[Given data]
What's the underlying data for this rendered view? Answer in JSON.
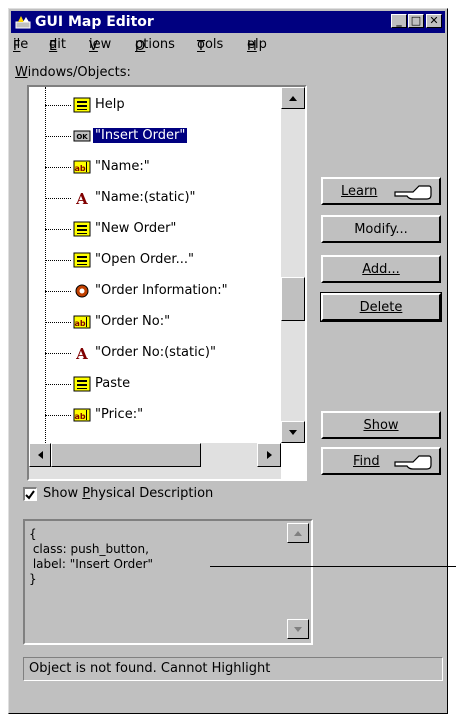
{
  "window": {
    "title": "GUI Map Editor"
  },
  "menu": [
    "File",
    "Edit",
    "View",
    "Options",
    "Tools",
    "Help"
  ],
  "labels": {
    "windows_objects": "Windows/Objects:",
    "show_physical": "Show Physical Description"
  },
  "tree": [
    {
      "icon": "menu-icon",
      "label": "Help",
      "selected": false
    },
    {
      "icon": "ok-button-icon",
      "label": "\"Insert Order\"",
      "selected": true
    },
    {
      "icon": "edit-field-icon",
      "label": "\"Name:\"",
      "selected": false
    },
    {
      "icon": "static-text-icon",
      "label": "\"Name:(static)\"",
      "selected": false
    },
    {
      "icon": "menu-icon",
      "label": "\"New Order\"",
      "selected": false
    },
    {
      "icon": "menu-icon",
      "label": "\"Open Order...\"",
      "selected": false
    },
    {
      "icon": "window-icon",
      "label": "\"Order Information:\"",
      "selected": false
    },
    {
      "icon": "edit-field-icon",
      "label": "\"Order No:\"",
      "selected": false
    },
    {
      "icon": "static-text-icon",
      "label": "\"Order No:(static)\"",
      "selected": false
    },
    {
      "icon": "menu-icon",
      "label": "Paste",
      "selected": false
    },
    {
      "icon": "edit-field-icon",
      "label": "\"Price:\"",
      "selected": false
    }
  ],
  "buttons": {
    "learn": "Learn",
    "modify": "Modify...",
    "add": "Add...",
    "delete": "Delete",
    "show": "Show",
    "find": "Find"
  },
  "show_physical_checked": true,
  "description": [
    "{",
    " class: push_button,",
    " label: \"Insert Order\"",
    "}"
  ],
  "status_text": "Object is not found. Cannot Highlight",
  "colors": {
    "selection": "#000080",
    "face": "#c0c0c0",
    "title": "#000080"
  }
}
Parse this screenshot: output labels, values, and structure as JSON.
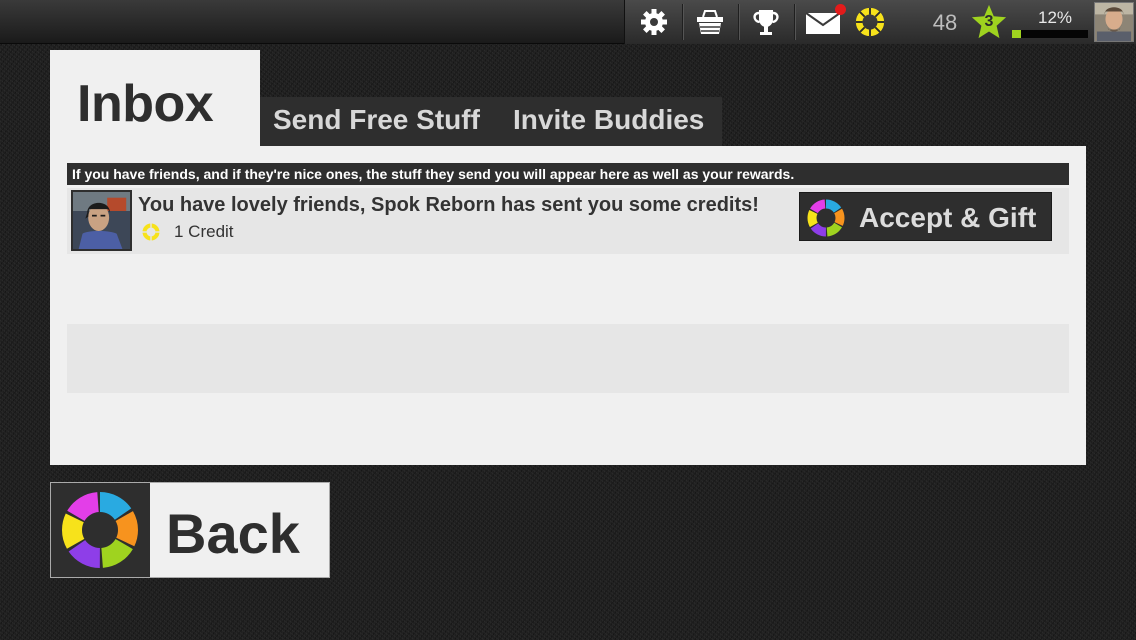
{
  "topbar": {
    "icons": [
      "gear-icon",
      "basket-icon",
      "trophy-icon",
      "mail-icon",
      "credit-ring-icon"
    ],
    "credits": "48",
    "level": "3",
    "xp_percent_label": "12%",
    "xp_fraction": 0.12,
    "colors": {
      "star": "#9fd31f",
      "xp_fill": "#9fd31f",
      "notification": "#e31b1b",
      "credit": "#f7e21b"
    }
  },
  "tabs": {
    "inbox": "Inbox",
    "send_free_stuff": "Send Free Stuff",
    "invite_buddies": "Invite Buddies"
  },
  "inbox": {
    "info": "If you have friends, and if they're nice ones, the stuff they send you will appear here as well as your rewards.",
    "messages": [
      {
        "text": "You have lovely friends, Spok Reborn has sent you some credits!",
        "reward": "1 Credit",
        "action": "Accept & Gift"
      }
    ]
  },
  "back": {
    "label": "Back"
  },
  "colors": {
    "panel": "#f0f0f0",
    "dark": "#2e2e2e",
    "ring": [
      "#29aae1",
      "#f7931e",
      "#9fd31f",
      "#8e3ee8",
      "#f7e21b",
      "#e33ee8"
    ]
  }
}
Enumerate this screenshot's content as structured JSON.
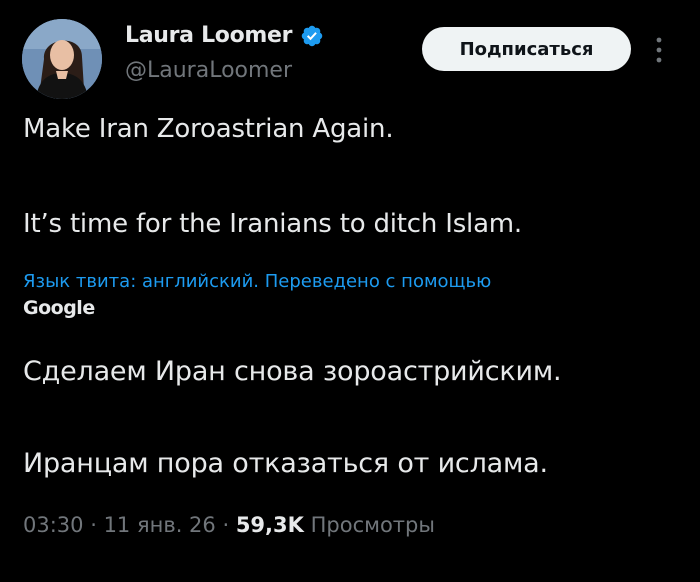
{
  "author": {
    "display_name": "Laura Loomer",
    "handle": "@LauraLoomer",
    "verified": true
  },
  "follow_button_label": "Подписаться",
  "tweet": {
    "lines": [
      "Make Iran Zoroastrian Again.",
      "It’s time for the Iranians to ditch Islam."
    ]
  },
  "translation": {
    "note": "Язык твита: английский. Переведено с помощью",
    "provider": "Google",
    "lines": [
      "Сделаем Иран снова зороастрийским.",
      "Иранцам пора отказаться от ислама."
    ]
  },
  "meta": {
    "time": "03:30",
    "separator": " · ",
    "date": "11 янв. 26",
    "views_count": "59,3K",
    "views_label": "Просмотры"
  },
  "colors": {
    "background": "#000000",
    "text": "#e7e9ea",
    "secondary_text": "#71767b",
    "link": "#1d9bf0",
    "verified_badge": "#1d9bf0",
    "button_background": "#eff3f4"
  },
  "icons": {
    "verified": "verified-badge-icon",
    "more": "more-vertical-icon"
  }
}
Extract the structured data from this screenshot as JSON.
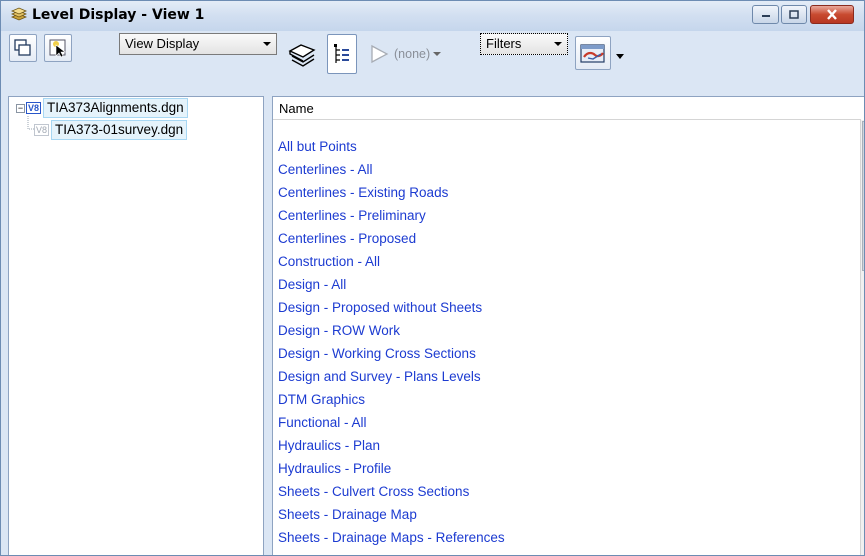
{
  "window": {
    "title": "Level Display - View 1"
  },
  "toolbar": {
    "display_mode": "View Display",
    "none_label": "(none)",
    "filters_label": "Filters"
  },
  "tree": {
    "items": [
      {
        "label": "TIA373Alignments.dgn",
        "expand": "⊟",
        "version": "V8"
      },
      {
        "label": "TIA373-01survey.dgn",
        "version": "V8"
      }
    ]
  },
  "list": {
    "header": "Name",
    "items": [
      "All but Points",
      "Centerlines - All",
      "Centerlines - Existing Roads",
      "Centerlines - Preliminary",
      "Centerlines - Proposed",
      "Construction - All",
      "Design - All",
      "Design - Proposed without Sheets",
      "Design - ROW Work",
      "Design - Working Cross Sections",
      "Design and Survey - Plans Levels",
      "DTM Graphics",
      "Functional - All",
      "Hydraulics - Plan",
      "Hydraulics - Profile",
      "Sheets - Culvert Cross Sections",
      "Sheets - Drainage Map",
      "Sheets - Drainage Maps - References"
    ]
  },
  "colors": {
    "link": "#1c3bd1",
    "selection": "#e5f3fb",
    "close_button": "#c84a30"
  },
  "icons": [
    "level-display-icon",
    "minimize-icon",
    "maximize-icon",
    "close-icon",
    "views-icon",
    "select-view-icon",
    "level-manager-icon",
    "tree-view-icon",
    "filter-arrow-icon",
    "symbology-icon"
  ]
}
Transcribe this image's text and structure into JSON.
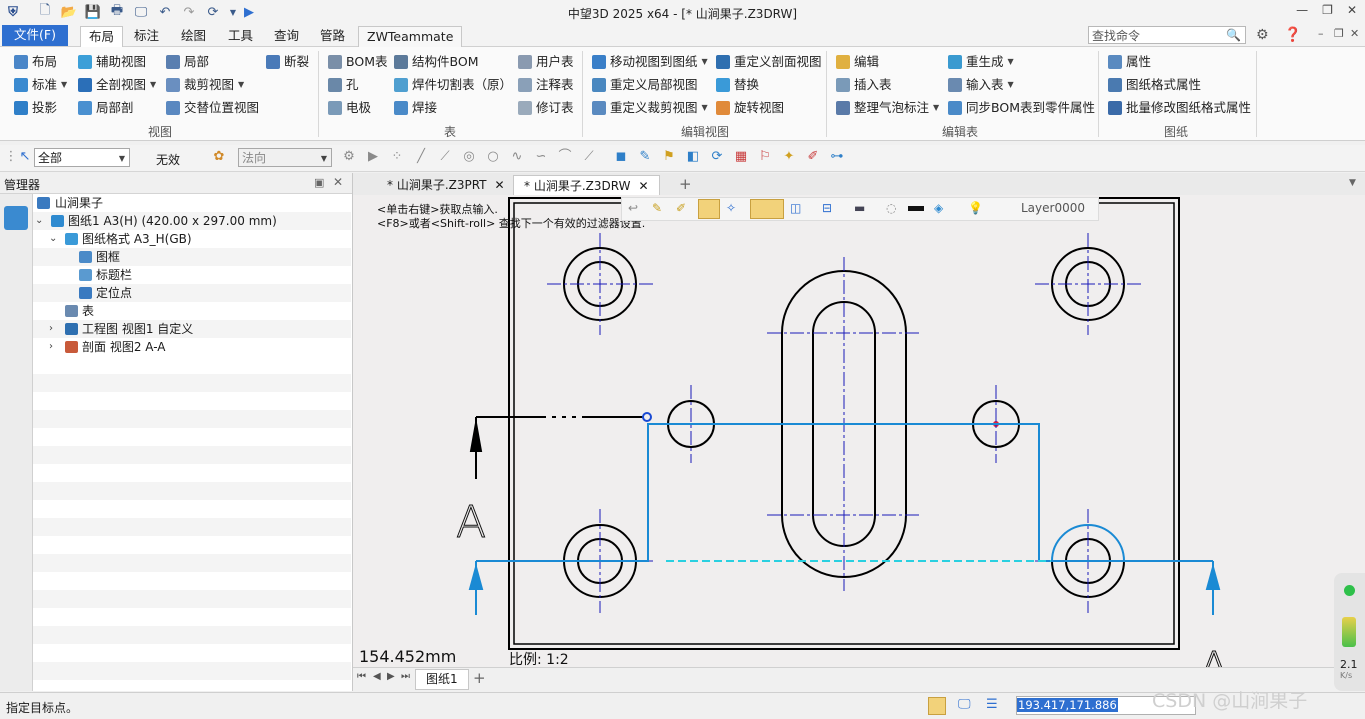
{
  "titlebar": {
    "title": "中望3D 2025 x64 - [* 山涧果子.Z3DRW]",
    "quick_icons": [
      "logo-icon",
      "new-icon",
      "open-icon",
      "save-icon",
      "print-icon",
      "print-preview-icon",
      "undo-icon",
      "redo-icon",
      "regen-icon",
      "dropdown-icon",
      "run-icon"
    ]
  },
  "ribbon_tabs": {
    "file": "文件(F)",
    "tabs": [
      "布局",
      "标注",
      "绘图",
      "工具",
      "查询",
      "管路",
      "ZWTeammate"
    ],
    "active": "布局",
    "search_placeholder": "查找命令"
  },
  "ribbon": {
    "view": {
      "label": "视图",
      "items": [
        "布局",
        "辅助视图",
        "局部",
        "断裂",
        "标准",
        "全剖视图",
        "裁剪视图",
        "投影",
        "局部剖",
        "交替位置视图"
      ]
    },
    "table": {
      "label": "表",
      "items": [
        "BOM表",
        "结构件BOM",
        "用户表",
        "孔",
        "焊件切割表（原）",
        "注释表",
        "电极",
        "焊接",
        "修订表"
      ]
    },
    "edit_view": {
      "label": "编辑视图",
      "items": [
        "移动视图到图纸",
        "重定义剖面视图",
        "重定义局部视图",
        "替换",
        "重定义裁剪视图",
        "旋转视图"
      ]
    },
    "edit_table": {
      "label": "编辑表",
      "items": [
        "编辑",
        "重生成",
        "插入表",
        "输入表",
        "整理气泡标注",
        "同步BOM表到零件属性"
      ]
    },
    "sheet": {
      "label": "图纸",
      "items": [
        "属性",
        "图纸格式属性",
        "批量修改图纸格式属性"
      ]
    }
  },
  "toolbar2": {
    "filter": "全部",
    "invalid": "无效",
    "direction": "法向"
  },
  "manager": {
    "title": "管理器",
    "tree": [
      {
        "label": "山涧果子",
        "indent": 0,
        "chev": ""
      },
      {
        "label": "图纸1 A3(H) (420.00 x 297.00 mm)",
        "indent": 1,
        "chev": "v"
      },
      {
        "label": "图纸格式 A3_H(GB)",
        "indent": 2,
        "chev": "v"
      },
      {
        "label": "图框",
        "indent": 3,
        "chev": ""
      },
      {
        "label": "标题栏",
        "indent": 3,
        "chev": ""
      },
      {
        "label": "定位点",
        "indent": 3,
        "chev": ""
      },
      {
        "label": "表",
        "indent": 2,
        "chev": ""
      },
      {
        "label": "工程图 视图1 自定义",
        "indent": 1,
        "chev": ">"
      },
      {
        "label": "剖面 视图2 A-A",
        "indent": 1,
        "chev": ">"
      }
    ]
  },
  "doc_tabs": [
    "* 山涧果子.Z3PRT",
    "* 山涧果子.Z3DRW"
  ],
  "canvas": {
    "hint1": "<单击右键>获取点输入.",
    "hint2": "<F8>或者<Shift-roll> 查找下一个有效的过滤器设置.",
    "layer": "Layer0000",
    "distance": "154.452mm",
    "scale": "比例:   1:2",
    "section_label": "A"
  },
  "sheet_tab": "图纸1",
  "status": {
    "prompt": "指定目标点。",
    "coords": "193.417,171.886"
  },
  "perf": {
    "value": "2.1",
    "unit": "K/s"
  },
  "watermark": "CSDN @山涧果子",
  "colors": {
    "accent": "#2e6fd0",
    "section_line": "#1a8ad4",
    "centerline": "#1a1ab8"
  }
}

[What you need to do] Go through the lines above. Select every one that has the string "Cross".

[Task output]
      "Design - Working Cross Sections",
      "Sheets - Culvert Cross Sections",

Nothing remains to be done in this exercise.